(Dataset items)

-.-.-

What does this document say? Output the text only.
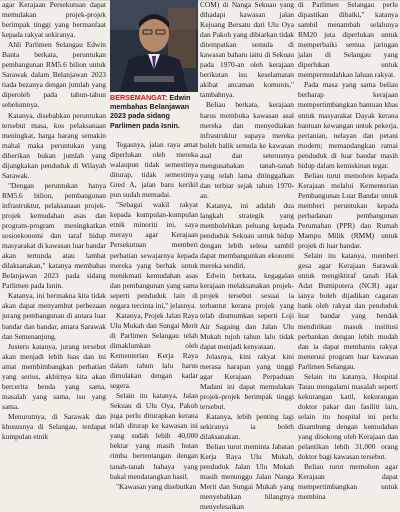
agar Kerajaan Persekutuan dapat memulakan projek-projek berimpak tinggi yang bermanfaat kepada rakyat sekiranya.

Ahli Parlimen Selangau Edwin Banta berkata, peruntukan pembangunan RM5.6 bilion untuk Sarawak dalam Belanjawan 2023 tiada bezanya dengan jumlah yang diperoleh pada tahun-tahun sebelumnya.

Katanya, disebabkan peruntukan tersebut masa, kos pelaksanaan meningkat, harga barang semakin mahal maka peruntukan yang diberikan bukan jumlah yang dijangkakan penduduk di Wilayah Sarawak.

"Dengan peruntukan hanya RM5.6 bilion, pembangunan infrastruktur, pelaksanaan projek-projek kemudahan asas dan program-program meningkatkan sosioekonomi dan taraf hidup masyarakat di kawasan luar bandar akan tertunda atau lambat dilaksanakan," katanya membahas Belanjawan 2023 pada sidang Parlimen pada Isnin.

Katanya, ini bermakna kita tidak akan dapat menyambut perbezaan jurang pembangunan di antara luar bandar dan bandar, antara Sarawak dan Semenanjung.

Justeru katanya, jurang tersebut akan menjadi lebih luas dan ini amat membimbangkan perhatian yang serius, akhirnya kita akan bercerita benda yang sama, masalah yang sama, isu yang sama.

Menurutnya, di Sarawak dan khususnya di Selangau, terdapat kumpulan etnik

BERSEMANGAT: Edwin membahas Belanjawan 2023 pada sidang Parlimen pada Isnin.

Tegasnya, jalan raya amat diperlukan oleh mereka walaupun tidak semestinya diturap, tidak semestinya Gred A, jalan baru kerikil pun sudah memadai.

"Sebagai wakil rakyat kepada kumpulan-kumpulan etnik minoriti ini, saya merayu agar Kerajaan Persekutuan memberi perhatian sewajarnya kepada mereka yang berhak untuk menikmati kemudahan asas dan pembangunan yang sama seperti penduduk lain di negara tercinta ini," jelasnya.

Katanya, Projek Jalan Raya Ulu Mukah dan Sungai Merit di Parlimen Selangau telah dimaklumkan oleh Kementerian Kerja Raya dalam tahun lalu harus dimulakan dengan kadar segera.

Selain itu katanya, Jalan Sekuau di Ulu Oya, Pakoh juga perlu diturapkan kerana telah diturap ke kawasan ini yang sudah lebih 40,000 bektar yang masih hutan rimba bertentangan dengan tanah-tanah bahaya yang bakal mendatangkan hasil.

"Kawasan yang disebutkan

COM) di Nanga Sekuau yang dihadapi kawasan jalan Kejuang Bersatu dari Ulu Oya dan Pakoh yang dibiarkan tidak ditempatkan semula di kawasan baharu iaitu di Sekuau pada 1970-an oleh kerajaan berikutan isu keselamatan akibat ancaman komunis," tambahnya.

Beliau berkata, kerajaan harus membuka kawasan asal mereka dan menyediakan infrastruktur supaya mereka boleh balik semula ke kawasan asal dan seterusnya mengusahakan tanah-tanah yang telah lama ditinggalkan dan terbiar sejak tahun 1970-an.

Katanya, ini adalah dua langkah strategik yang membolehkan peluang kepada penduduk Sekuau untuk hidup dengan lebih selesa sambil dapat membangunkan ekonomi mereka sendiri.

Edwin berkata, kegagalan kerajaan melaksanakan projek-projek tersebut sesuai ia terbantut kerana projek yang telah diumumkan seperti Loji Air Sagaing dan Jalan Ulu Mukah tujuh tahun lalu tidak dapat menjadi kenyataan.

Jelasnya, kini rakyat kini merasa harapan yang tinggi agar Kerajaan Perpaduan Madani ini dapat memulakan projek-projek berimpak tinggi tersebut.

Katanya, lebih penting lagi sekiranya ia boleh dilaksanakan.

Beliau turut meminta Jabatan Kerja Raya Ulu Mukah, penduduk Jalan Ulu Mukah masih menunggu Jalan Nanga Merit dan Sungai Mukah yang menyebabkan hilangnya menyelesaikan

di Parlimen Selangau perlu dipastikan dibaiki," katanya sambil menambah selalunya RM20 juta diperlukan untuk memperbaiki semua jaringan jalan di Selangau yang diperlukan untuk mempermudahkan laluan rakyat.

Pada masa yang sama beliau berharap kerajaan mempertimbangkan bantuan khas untuk masyarakat Dayak kerana bantuan kewangan untuk pekerja, pertanian, nelayan dan petani modern; memandangkan ramai penduduk di luar bandar masih hidup dalam kemiskinan tegar.

Beliau turut memohon kepada Kerajaan melalui Kementerian Pembangunan Luar Bandar untuk memberi peruntukan kepada perbadanan pembangunan Perumahan (PPR) dan Rumah Mampu Milik (RMM) untuk projek di luar bandar.

Selain itu katanya, memberi gesa agar Kerajaan Sarawak untuk mengiktiraf tanah Hak Adat Bumiputera (NCR) agar ianya boleh dijadikan cagaran bank oleh rakyat dan penduduk luar bandar yang hendak mendirikan masuk institusi perbankan dengan lebih mudah dan ia dapat membantu rakyat menerusi program luar kawasan Parlimen Selangau.

Selain itu katanya, Hospital Tatau mengalami masalah seperti kekurangan katil, kekurangan doktor pakar dan fasiliti lain, selain itu hospital ini perlu disambung dengan kemudahan yang disokong oleh Kerajaan dan pelantikan lebih 31,000 orang doktor bagi kawasan tersebut.

Beliau turut memohon agar Kerajaan dapat mempertimbangkan untuk membina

-.-.-

> WHAT IS ASKED: Exactly how many lines of the listing above contain the string "Merit"? Give no more than the number.

> RESULT OF THE EXERCISE: 2